> _SET TASK_
Images are not part of the copy; transcribe all the data exactly.

> _DATA ENTRIES_

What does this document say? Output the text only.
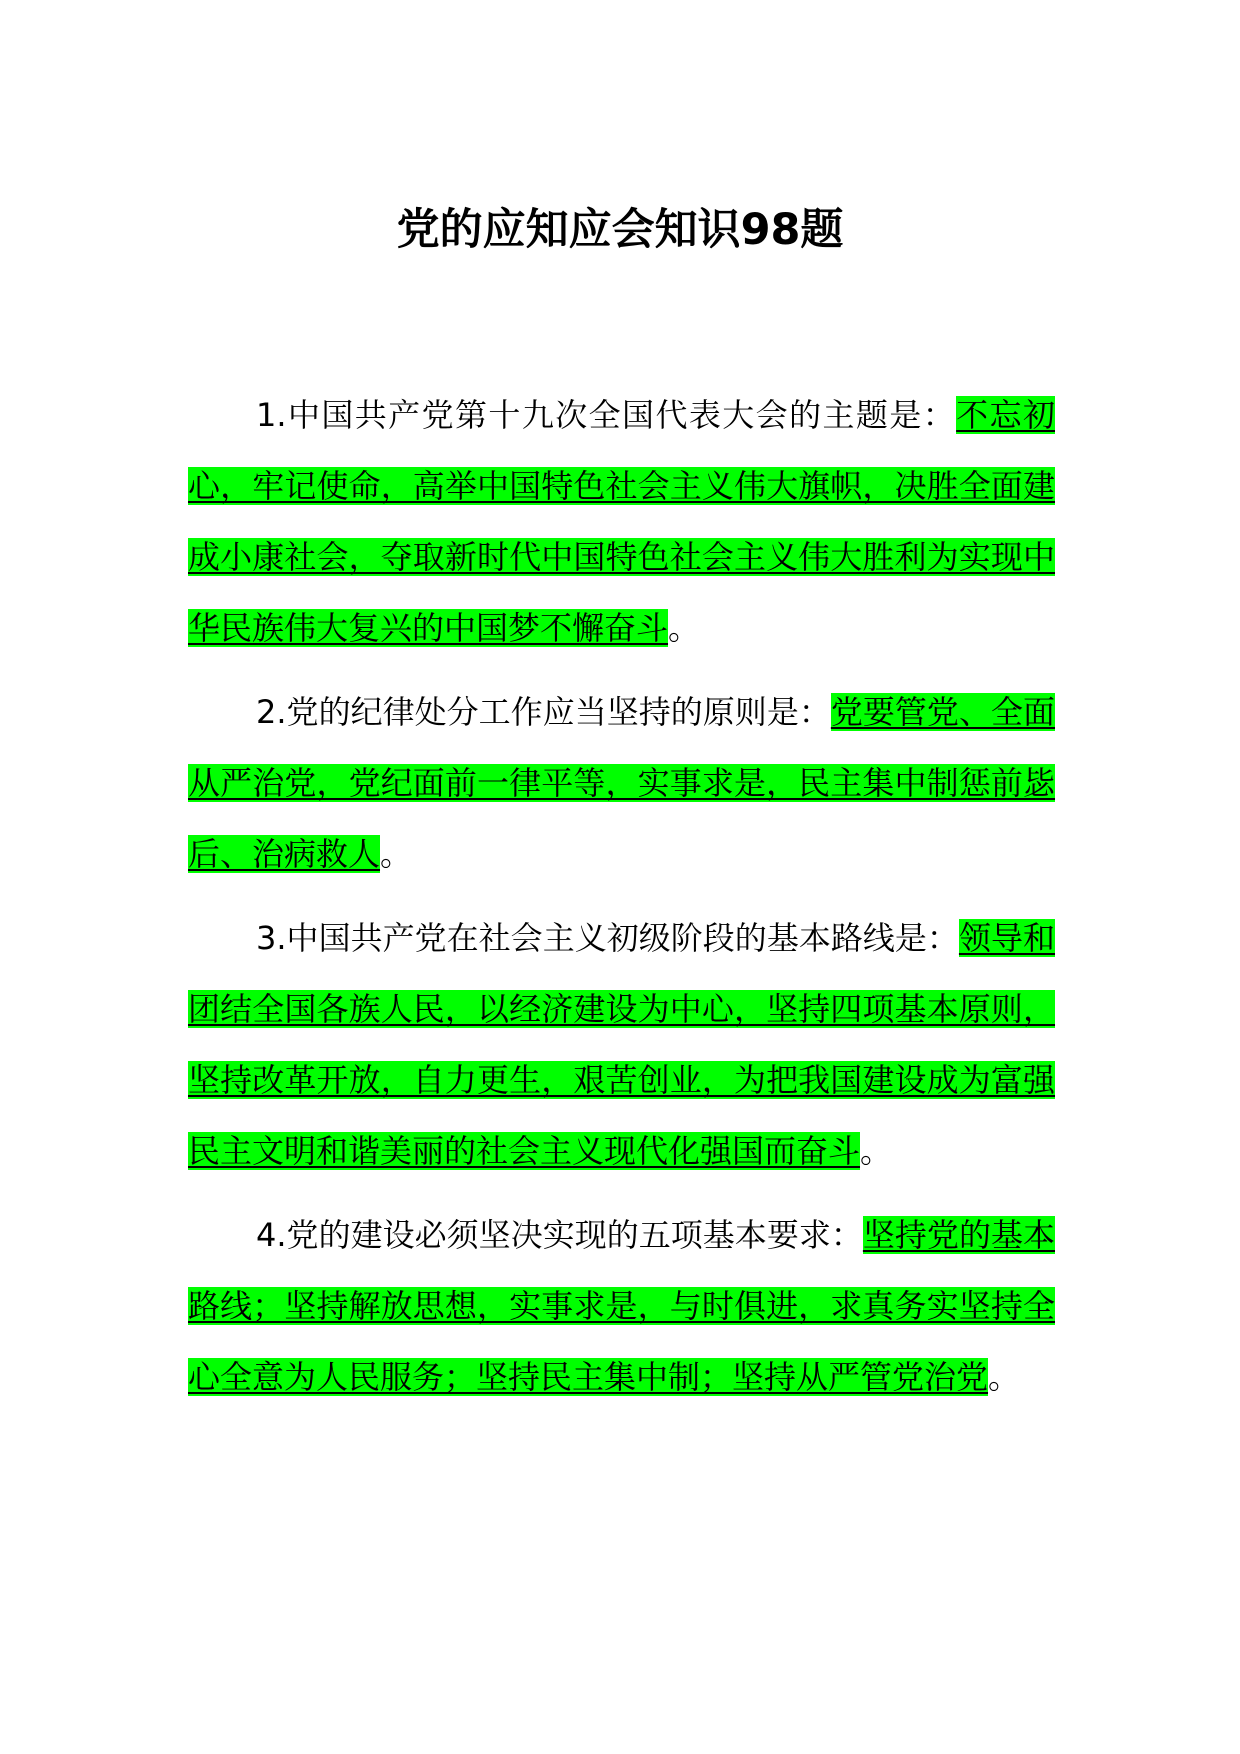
党的应知应会知识98题

1.中国共产党第十九次全国代表大会的主题是：不忘初心，牢记使命，高举中国特色社会主义伟大旗帜，决胜全面建成小康社会，夺取新时代中国特色社会主义伟大胜利为实现中华民族伟大复兴的中国梦不懈奋斗。

2.党的纪律处分工作应当坚持的原则是：党要管党、全面从严治党，党纪面前一律平等，实事求是，民主集中制惩前毖后、治病救人。

3.中国共产党在社会主义初级阶段的基本路线是：领导和团结全国各族人民，以经济建设为中心，坚持四项基本原则，坚持改革开放，自力更生，艰苦创业，为把我国建设成为富强民主文明和谐美丽的社会主义现代化强国而奋斗。

4.党的建设必须坚决实现的五项基本要求：坚持党的基本路线；坚持解放思想，实事求是，与时俱进，求真务实坚持全心全意为人民服务；坚持民主集中制；坚持从严管党治党。
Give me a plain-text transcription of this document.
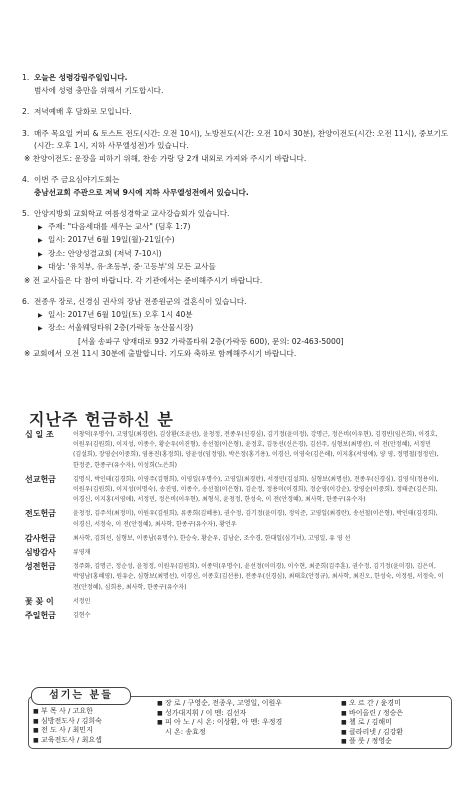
1. 오늘은 성령강림주일입니다.
범사에 성령 충만을 위해서 기도합시다.
2. 저녁예배 후 담화로 모입니다.
3. 매주 목요일 커피 & 토스트 전도(시간: 오전 10시), 노방전도(시간: 오전 10시 30분), 찬양이전도(시간: 오전 11시), 중보기도(시간: 오후 1시, 지하 사무엘성전)가 있습니다.
※ 찬양이전도: 운장을 피하기 위해, 찬송 가랑 당 2개 내외로 가져와 주시기 바랍니다.
4. 이번 주 금요심야기도회는
충남선교회 주관으로 저녁 9시에 지하 사무엘성전에서 있습니다.
5. 안양지방회 교회학교 여름성경학교 교사강습회가 있습니다.
▶ 주제: "다음세대를 세우는 교사" (딤후 1:7)
▶ 일시: 2017년 6월 19일(월)-21일(수)
▶ 장소: 안양성결교회 (저녁 7-10시)
▶ 대상: '유치부, 유·초등부, 중·고등부'의 모든 교사들
※ 전 교사들은 다 참여 바랍니다. 각 기관에서는 준비해주시기 바랍니다.
6. 전종우 장로, 신경심 권사의 장남 전종원군의 결혼식이 있습니다.
▶ 일시: 2017년 6월 10일(토) 오후 1시 40분
▶ 장소: 서울웨딩타워 2층(가락동 농산물시장)
[서울 송파구 양재대로 932 가락몰타워 2층(가락동 600), 문의: 02-463-5000]
※ 교회에서 오전 11시 30분에 출발합니다. 기도와 축하로 함께해주시기 바랍니다.
지난주 헌금하신 분
십 일 조	이창덕(우명수), 고영일(최경란), 김상환(조윤선), 윤청정, 전종우(신경심), 김기정(윤미정), 강명근, 정은비(이우현), 김경빈(임은희), 이경호, 이원우(김원희), 이지성, 이종수, 황순우(이진형), 송선철(이은형), 윤정호, 김동선(신은경), 김선주, 심형보(최명선), 이 전(안정혜), 서정민(김설희), 장영순(이중희), 염용진(홍정희), 양윤성(임정영), 박은정(홍기용), 이경신, 이영숙(김은해), 이지홍(서영애), 양 영, 정명철(정정인), 한정준, 한종구(유수자), 이성희(노은희)
선교헌금	김명식, 박인태(김경희), 이영주(김형희), 이영일(우명수), 고영일(최경란), 서정민(김설희), 심형보(최명선), 전종우(신경심), 김영식(정용이), 이원우(김원희), 이지성(이명숙), 송진영, 이종수, 송선철(이은형), 김순정, 정용미(이경희), 정순영(이강순), 장영순(이중희), 정태준(김은희), 이경신, 이지홍(서영애), 서정민, 정은비(이우현), 최형식, 윤청정, 한성숙, 이 전(안정혜), 최사학, 한종구(유수자)
전도헌금	윤청정, 김주석(최정미), 이원우(김원희), 류종희(김혜용), 권수정, 김기정(윤미경), 정익준, 고영일(최경란), 송선철(이은형), 박인태(김경희), 이경신, 서정숙, 이 전(안정혜), 최사학, 한종구(유수자), 황언우
감사헌금	최사학, 김희선, 심형보, 이종남(유명수), 한승숙, 황순우, 김남순, 조수경, 한대일(심기녀), 고영일, 유 영 선
심방감사	류영재
성전헌금	정주화, 김명근, 정순성, 윤청정, 이원우(김원희), 이종덕(우명수), 윤선정(이미경), 이수현, 최준희(김주훈), 권수정, 김기정(윤미경), 김은미, 박영남(홍혜영), 원유순, 심형보(최명선), 이경신, 이종호(김선용), 전종우(신경심), 최태호(안정규), 최사학, 최진오, 한성숙, 이정원, 서정숙, 이 전(안정혜), 심희용, 최사학, 한종구(유수자)
꽃 꽂 이	서정민
주일헌금	김현수
■ 부 목 사 / 고요한
■ 심방전도사 / 김희숙
■ 전 도 사 / 최민지
■ 교육전도사 / 최요셉
■ 장 로 / 구영순, 전종우, 고영일, 이원우
■ 성가대지휘 / 이 멘: 김선자
■ 피 아 노 / 시 온: 이상환, 아 멘: 우정경
시 온: 송효정
■ 오 르 간 / 윤경미
■ 바이올린 / 정승은
■ 첼 로 / 김해미
■ 클라리넷 / 김강환
■ 플 룻 / 정영순
섬기는 분들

> _THE RESULT_
What does this document say? Output the text only.
党的应知应会知识98题

1.中国共产党第十九次全国代表大会的主题是：不忘初心，牢记使命，高举中国特色社会主义伟大旗帜，决胜全面建成小康社会，夺取新时代中国特色社会主义伟大胜利为实现中华民族伟大复兴的中国梦不懈奋斗。

2.党的纪律处分工作应当坚持的原则是：党要管党、全面从严治党，党纪面前一律平等，实事求是，民主集中制惩前毖后、治病救人。

3.中国共产党在社会主义初级阶段的基本路线是：领导和团结全国各族人民，以经济建设为中心，坚持四项基本原则，坚持改革开放，自力更生，艰苦创业，为把我国建设成为富强民主文明和谐美丽的社会主义现代化强国而奋斗。

4.党的建设必须坚决实现的五项基本要求：坚持党的基本路线；坚持解放思想，实事求是，与时俱进，求真务实坚持全心全意为人民服务；坚持民主集中制；坚持从严管党治党。
Give me a plain-text transcription of this document.
1. 오늘은 성령강림주일입니다.
범사에 성령 충만을 위해서 기도합시다.
2. 저녁예배 후 담화로 모입니다.
3. 매주 목요일 커피 & 토스트 전도(시간: 오전 10시), 노방전도(시간: 오전 10시 30분), 찬양이전도(시간: 오전 11시), 중보기도(시간: 오후 1시, 지하 사무엘성전)가 있습니다.
※ 찬양이전도: 운장을 피하기 위해, 찬송 가랑 당 2개 내외로 가져와 주시기 바랍니다.
4. 이번 주 금요심야기도회는
충남선교회 주관으로 저녁 9시에 지하 사무엘성전에서 있습니다.
5. 안양지방회 교회학교 여름성경학교 교사강습회가 있습니다.
▶ 주제: "다음세대를 세우는 교사" (딤후 1:7)
▶ 일시: 2017년 6월 19일(월)-21일(수)
▶ 장소: 안양성결교회 (저녁 7-10시)
▶ 대상: '유치부, 유·초등부, 중·고등부'의 모든 교사들
※ 전 교사들은 다 참여 바랍니다. 각 기관에서는 준비해주시기 바랍니다.
6. 전종우 장로, 신경심 권사의 장남 전종원군의 결혼식이 있습니다.
▶ 일시: 2017년 6월 10일(토) 오후 1시 40분
▶ 장소: 서울웨딩타워 2층(가락동 농산물시장)
[서울 송파구 양재대로 932 가락몰타워 2층(가락동 600), 문의: 02-463-5000]
※ 교회에서 오전 11시 30분에 출발합니다. 기도와 축하로 함께해주시기 바랍니다.
지난주 헌금하신 분
십 일 조	이창덕(우명수), 고영일(최경란), 김상환(조윤선), 윤청정, 전종우(신경심), 김기정(윤미정), 강명근, 정은비(이우현), 김경빈(임은희), 이경호, 이원우(김원희), 이지성, 이종수, 황순우(이진형), 송선철(이은형), 윤정호, 김동선(신은경), 김선주, 심형보(최명선), 이 전(안정혜), 서정민(김설희), 장영순(이중희), 염용진(홍정희), 양윤성(임정영), 박은정(홍기용), 이경신, 이영숙(김은해), 이지홍(서영애), 양 영, 정명철(정정인), 한정준, 한종구(유수자), 이성희(노은희)
선교헌금	김명식, 박인태(김경희), 이영주(김형희), 이영일(우명수), 고영일(최경란), 서정민(김설희), 심형보(최명선), 전종우(신경심), 김영식(정용이), 이원우(김원희), 이지성(이명숙), 송진영, 이종수, 송선철(이은형), 김순정, 정용미(이경희), 정순영(이강순), 장영순(이중희), 정태준(김은희), 이경신, 이지홍(서영애), 서정민, 정은비(이우현), 최형식, 윤청정, 한성숙, 이 전(안정혜), 최사학, 한종구(유수자)
전도헌금	윤청정, 김주석(최정미), 이원우(김원희), 류종희(김혜용), 권수정, 김기정(윤미경), 정익준, 고영일(최경란), 송선철(이은형), 박인태(김경희), 이경신, 서정숙, 이 전(안정혜), 최사학, 한종구(유수자), 황언우
감사헌금	최사학, 김희선, 심형보, 이종남(유명수), 한승숙, 황순우, 김남순, 조수경, 한대일(심기녀), 고영일, 유 영 선
심방감사	류영재
성전헌금	정주화, 김명근, 정순성, 윤청정, 이원우(김원희), 이종덕(우명수), 윤선정(이미경), 이수현, 최준희(김주훈), 권수정, 김기정(윤미경), 김은미, 박영남(홍혜영), 원유순, 심형보(최명선), 이경신, 이종호(김선용), 전종우(신경심), 최태호(안정규), 최사학, 최진오, 한성숙, 이정원, 서정숙, 이 전(안정혜), 심희용, 최사학, 한종구(유수자)
꽃 꽂 이	서정민
주일헌금	김현수
■ 부 목 사 / 고요한
■ 심방전도사 / 김희숙
■ 전 도 사 / 최민지
■ 교육전도사 / 최요셉
■ 장 로 / 구영순, 전종우, 고영일, 이원우
■ 성가대지휘 / 이 멘: 김선자
■ 피 아 노 / 시 온: 이상환, 아 멘: 우정경
시 온: 송효정
■ 오 르 간 / 윤경미
■ 바이올린 / 정승은
■ 첼 로 / 김해미
■ 클라리넷 / 김강환
■ 플 룻 / 정영순
섬기는 분들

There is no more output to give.